WRITTEN EXERCISE —
Go through the entries below and print each one exactly, leaving out pictures.
[START OF THE RECORDS]
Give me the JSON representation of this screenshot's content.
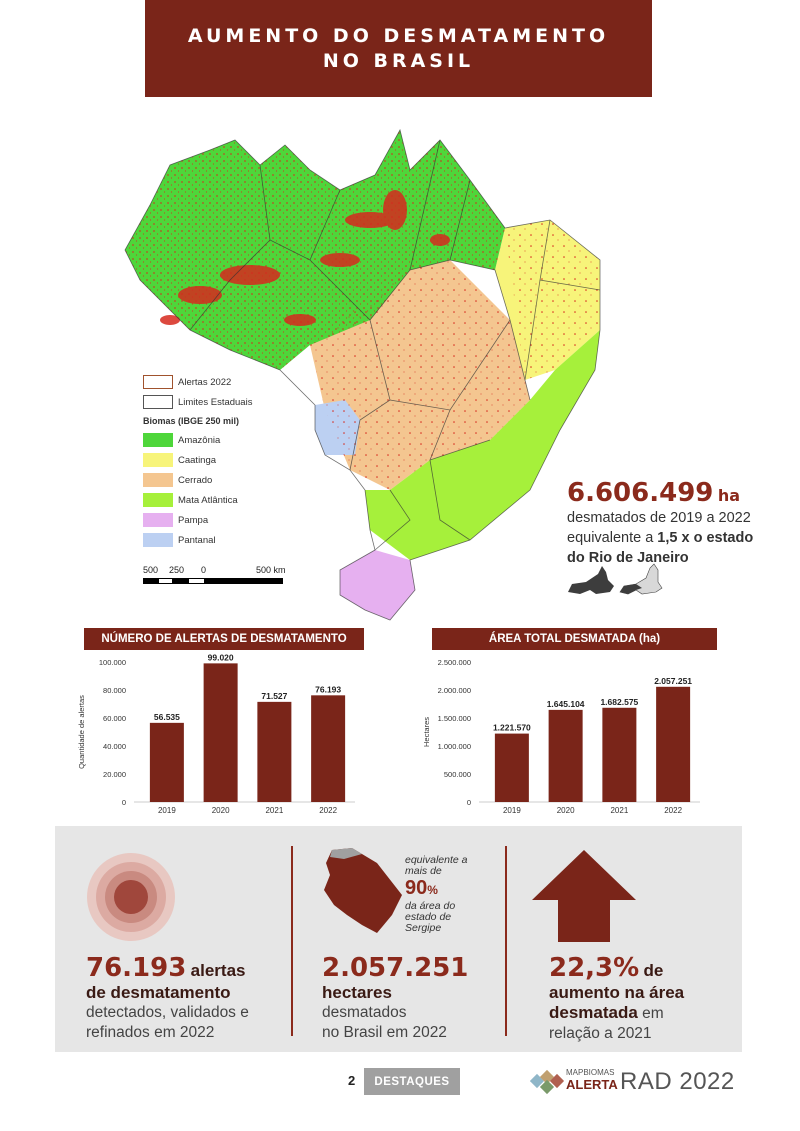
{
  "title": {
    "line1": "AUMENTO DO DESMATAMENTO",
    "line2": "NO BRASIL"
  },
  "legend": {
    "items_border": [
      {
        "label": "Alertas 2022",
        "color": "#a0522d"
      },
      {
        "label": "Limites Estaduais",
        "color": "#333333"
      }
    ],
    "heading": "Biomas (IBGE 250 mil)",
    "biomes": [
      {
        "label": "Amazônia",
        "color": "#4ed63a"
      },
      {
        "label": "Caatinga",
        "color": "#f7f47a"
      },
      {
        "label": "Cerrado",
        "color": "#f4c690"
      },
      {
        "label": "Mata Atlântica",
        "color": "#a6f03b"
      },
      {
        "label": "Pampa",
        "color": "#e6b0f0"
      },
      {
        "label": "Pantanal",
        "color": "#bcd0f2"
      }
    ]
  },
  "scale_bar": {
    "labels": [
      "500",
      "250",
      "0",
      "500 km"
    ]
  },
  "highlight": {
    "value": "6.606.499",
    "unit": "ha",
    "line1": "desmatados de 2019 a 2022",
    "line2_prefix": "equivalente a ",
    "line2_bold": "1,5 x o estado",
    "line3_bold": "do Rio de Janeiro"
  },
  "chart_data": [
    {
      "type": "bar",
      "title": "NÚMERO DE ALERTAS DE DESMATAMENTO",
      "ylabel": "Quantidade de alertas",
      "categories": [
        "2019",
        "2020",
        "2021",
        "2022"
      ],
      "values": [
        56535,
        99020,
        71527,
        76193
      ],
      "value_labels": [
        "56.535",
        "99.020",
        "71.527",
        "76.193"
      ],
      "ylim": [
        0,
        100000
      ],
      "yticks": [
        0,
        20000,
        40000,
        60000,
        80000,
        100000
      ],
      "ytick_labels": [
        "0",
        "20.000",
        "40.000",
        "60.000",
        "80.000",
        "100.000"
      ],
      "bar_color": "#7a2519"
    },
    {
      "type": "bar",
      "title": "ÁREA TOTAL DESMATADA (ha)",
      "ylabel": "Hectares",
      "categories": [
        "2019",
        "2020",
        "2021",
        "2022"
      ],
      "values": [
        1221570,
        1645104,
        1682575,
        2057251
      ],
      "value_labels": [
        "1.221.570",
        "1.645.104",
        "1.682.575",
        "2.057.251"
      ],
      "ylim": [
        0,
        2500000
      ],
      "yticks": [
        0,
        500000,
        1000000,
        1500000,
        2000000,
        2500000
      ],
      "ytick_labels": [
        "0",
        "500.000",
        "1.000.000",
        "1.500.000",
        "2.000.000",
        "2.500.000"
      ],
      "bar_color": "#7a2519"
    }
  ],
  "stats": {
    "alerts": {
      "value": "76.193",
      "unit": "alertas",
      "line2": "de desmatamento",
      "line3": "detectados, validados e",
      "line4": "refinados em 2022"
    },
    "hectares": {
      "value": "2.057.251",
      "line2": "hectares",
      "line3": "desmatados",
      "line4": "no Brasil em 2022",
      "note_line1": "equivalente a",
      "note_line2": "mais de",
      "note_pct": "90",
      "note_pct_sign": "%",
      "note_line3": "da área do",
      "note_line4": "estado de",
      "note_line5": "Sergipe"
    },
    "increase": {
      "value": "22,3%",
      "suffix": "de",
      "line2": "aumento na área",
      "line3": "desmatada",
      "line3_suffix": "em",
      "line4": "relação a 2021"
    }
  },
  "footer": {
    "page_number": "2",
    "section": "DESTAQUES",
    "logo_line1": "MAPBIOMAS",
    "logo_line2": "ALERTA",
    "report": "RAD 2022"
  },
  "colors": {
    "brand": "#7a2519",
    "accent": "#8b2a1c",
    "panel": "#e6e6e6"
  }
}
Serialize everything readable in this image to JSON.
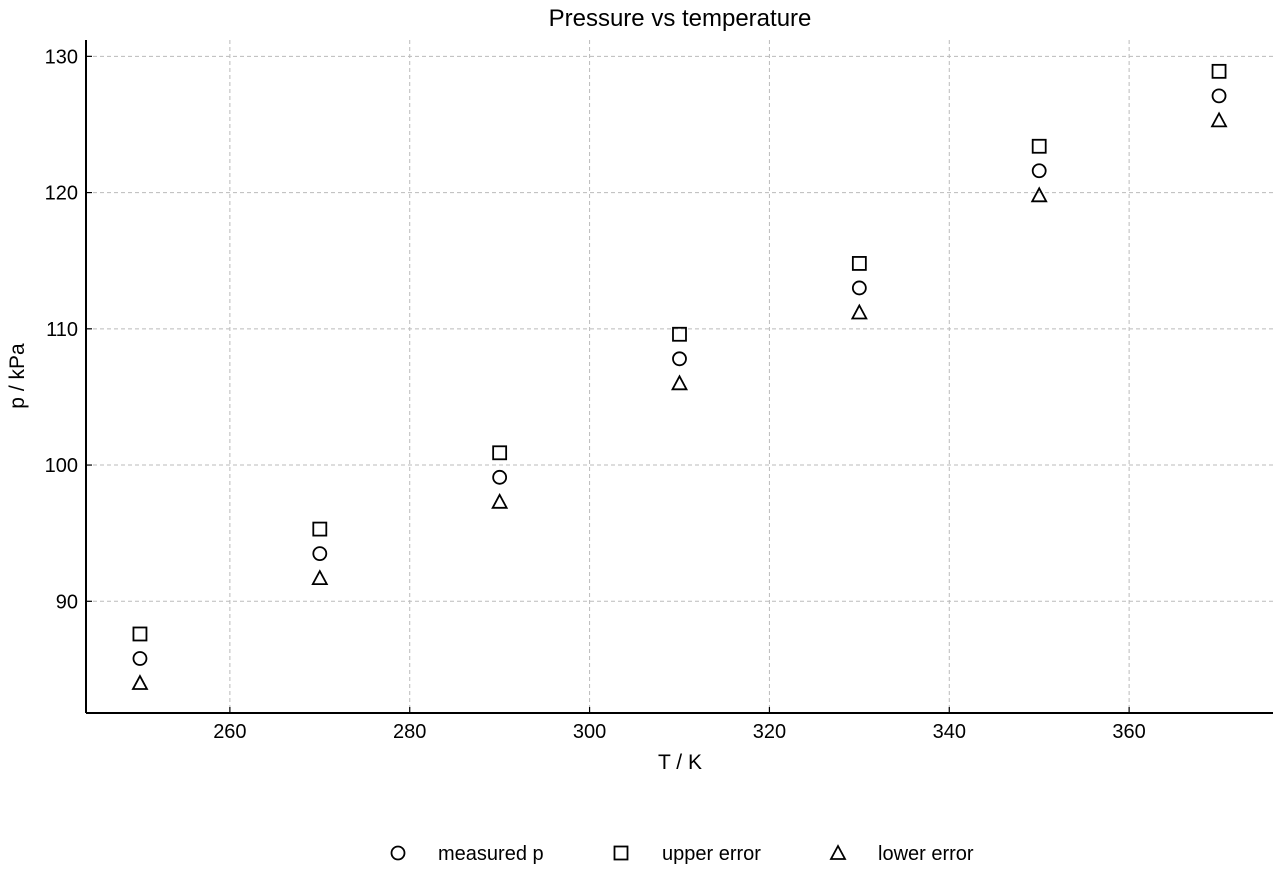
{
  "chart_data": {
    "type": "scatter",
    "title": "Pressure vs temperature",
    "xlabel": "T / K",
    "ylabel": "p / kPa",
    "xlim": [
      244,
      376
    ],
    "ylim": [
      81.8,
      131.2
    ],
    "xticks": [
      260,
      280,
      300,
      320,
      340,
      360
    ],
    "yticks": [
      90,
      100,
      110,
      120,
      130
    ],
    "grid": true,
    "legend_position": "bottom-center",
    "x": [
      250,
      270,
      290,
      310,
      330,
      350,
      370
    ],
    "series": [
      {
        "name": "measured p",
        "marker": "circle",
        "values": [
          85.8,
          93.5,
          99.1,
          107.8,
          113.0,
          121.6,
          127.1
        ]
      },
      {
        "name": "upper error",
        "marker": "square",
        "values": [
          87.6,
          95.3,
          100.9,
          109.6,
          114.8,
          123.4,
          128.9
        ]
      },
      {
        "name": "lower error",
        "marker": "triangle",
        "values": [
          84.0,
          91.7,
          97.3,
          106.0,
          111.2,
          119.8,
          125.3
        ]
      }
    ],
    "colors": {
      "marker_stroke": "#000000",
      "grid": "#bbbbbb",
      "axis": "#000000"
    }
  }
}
[END OF THE RECORDS]
REPLY —
Give me the JSON representation of this screenshot's content.
{
  "title": {
    "line1": "AUMENTO DO DESMATAMENTO",
    "line2": "NO BRASIL"
  },
  "legend": {
    "items_border": [
      {
        "label": "Alertas 2022",
        "color": "#a0522d"
      },
      {
        "label": "Limites Estaduais",
        "color": "#333333"
      }
    ],
    "heading": "Biomas (IBGE 250 mil)",
    "biomes": [
      {
        "label": "Amazônia",
        "color": "#4ed63a"
      },
      {
        "label": "Caatinga",
        "color": "#f7f47a"
      },
      {
        "label": "Cerrado",
        "color": "#f4c690"
      },
      {
        "label": "Mata Atlântica",
        "color": "#a6f03b"
      },
      {
        "label": "Pampa",
        "color": "#e6b0f0"
      },
      {
        "label": "Pantanal",
        "color": "#bcd0f2"
      }
    ]
  },
  "scale_bar": {
    "labels": [
      "500",
      "250",
      "0",
      "500 km"
    ]
  },
  "highlight": {
    "value": "6.606.499",
    "unit": "ha",
    "line1": "desmatados de 2019 a 2022",
    "line2_prefix": "equivalente a ",
    "line2_bold": "1,5 x o estado",
    "line3_bold": "do Rio de Janeiro"
  },
  "chart_data": [
    {
      "type": "bar",
      "title": "NÚMERO DE ALERTAS DE DESMATAMENTO",
      "ylabel": "Quantidade de alertas",
      "categories": [
        "2019",
        "2020",
        "2021",
        "2022"
      ],
      "values": [
        56535,
        99020,
        71527,
        76193
      ],
      "value_labels": [
        "56.535",
        "99.020",
        "71.527",
        "76.193"
      ],
      "ylim": [
        0,
        100000
      ],
      "yticks": [
        0,
        20000,
        40000,
        60000,
        80000,
        100000
      ],
      "ytick_labels": [
        "0",
        "20.000",
        "40.000",
        "60.000",
        "80.000",
        "100.000"
      ],
      "bar_color": "#7a2519"
    },
    {
      "type": "bar",
      "title": "ÁREA TOTAL DESMATADA (ha)",
      "ylabel": "Hectares",
      "categories": [
        "2019",
        "2020",
        "2021",
        "2022"
      ],
      "values": [
        1221570,
        1645104,
        1682575,
        2057251
      ],
      "value_labels": [
        "1.221.570",
        "1.645.104",
        "1.682.575",
        "2.057.251"
      ],
      "ylim": [
        0,
        2500000
      ],
      "yticks": [
        0,
        500000,
        1000000,
        1500000,
        2000000,
        2500000
      ],
      "ytick_labels": [
        "0",
        "500.000",
        "1.000.000",
        "1.500.000",
        "2.000.000",
        "2.500.000"
      ],
      "bar_color": "#7a2519"
    }
  ],
  "stats": {
    "alerts": {
      "value": "76.193",
      "unit": "alertas",
      "line2": "de desmatamento",
      "line3": "detectados, validados e",
      "line4": "refinados em 2022"
    },
    "hectares": {
      "value": "2.057.251",
      "line2": "hectares",
      "line3": "desmatados",
      "line4": "no Brasil em 2022",
      "note_line1": "equivalente a",
      "note_line2": "mais de",
      "note_pct": "90",
      "note_pct_sign": "%",
      "note_line3": "da área do",
      "note_line4": "estado de",
      "note_line5": "Sergipe"
    },
    "increase": {
      "value": "22,3%",
      "suffix": "de",
      "line2": "aumento na área",
      "line3": "desmatada",
      "line3_suffix": "em",
      "line4": "relação a 2021"
    }
  },
  "footer": {
    "page_number": "2",
    "section": "DESTAQUES",
    "logo_line1": "MAPBIOMAS",
    "logo_line2": "ALERTA",
    "report": "RAD 2022"
  },
  "colors": {
    "brand": "#7a2519",
    "accent": "#8b2a1c",
    "panel": "#e6e6e6"
  }
}
Serialize everything readable in this image to JSON.
{
  "chart_data": {
    "type": "scatter",
    "title": "Pressure vs temperature",
    "xlabel": "T / K",
    "ylabel": "p / kPa",
    "xlim": [
      244,
      376
    ],
    "ylim": [
      81.8,
      131.2
    ],
    "xticks": [
      260,
      280,
      300,
      320,
      340,
      360
    ],
    "yticks": [
      90,
      100,
      110,
      120,
      130
    ],
    "grid": true,
    "legend_position": "bottom-center",
    "x": [
      250,
      270,
      290,
      310,
      330,
      350,
      370
    ],
    "series": [
      {
        "name": "measured p",
        "marker": "circle",
        "values": [
          85.8,
          93.5,
          99.1,
          107.8,
          113.0,
          121.6,
          127.1
        ]
      },
      {
        "name": "upper error",
        "marker": "square",
        "values": [
          87.6,
          95.3,
          100.9,
          109.6,
          114.8,
          123.4,
          128.9
        ]
      },
      {
        "name": "lower error",
        "marker": "triangle",
        "values": [
          84.0,
          91.7,
          97.3,
          106.0,
          111.2,
          119.8,
          125.3
        ]
      }
    ],
    "colors": {
      "marker_stroke": "#000000",
      "grid": "#bbbbbb",
      "axis": "#000000"
    }
  }
}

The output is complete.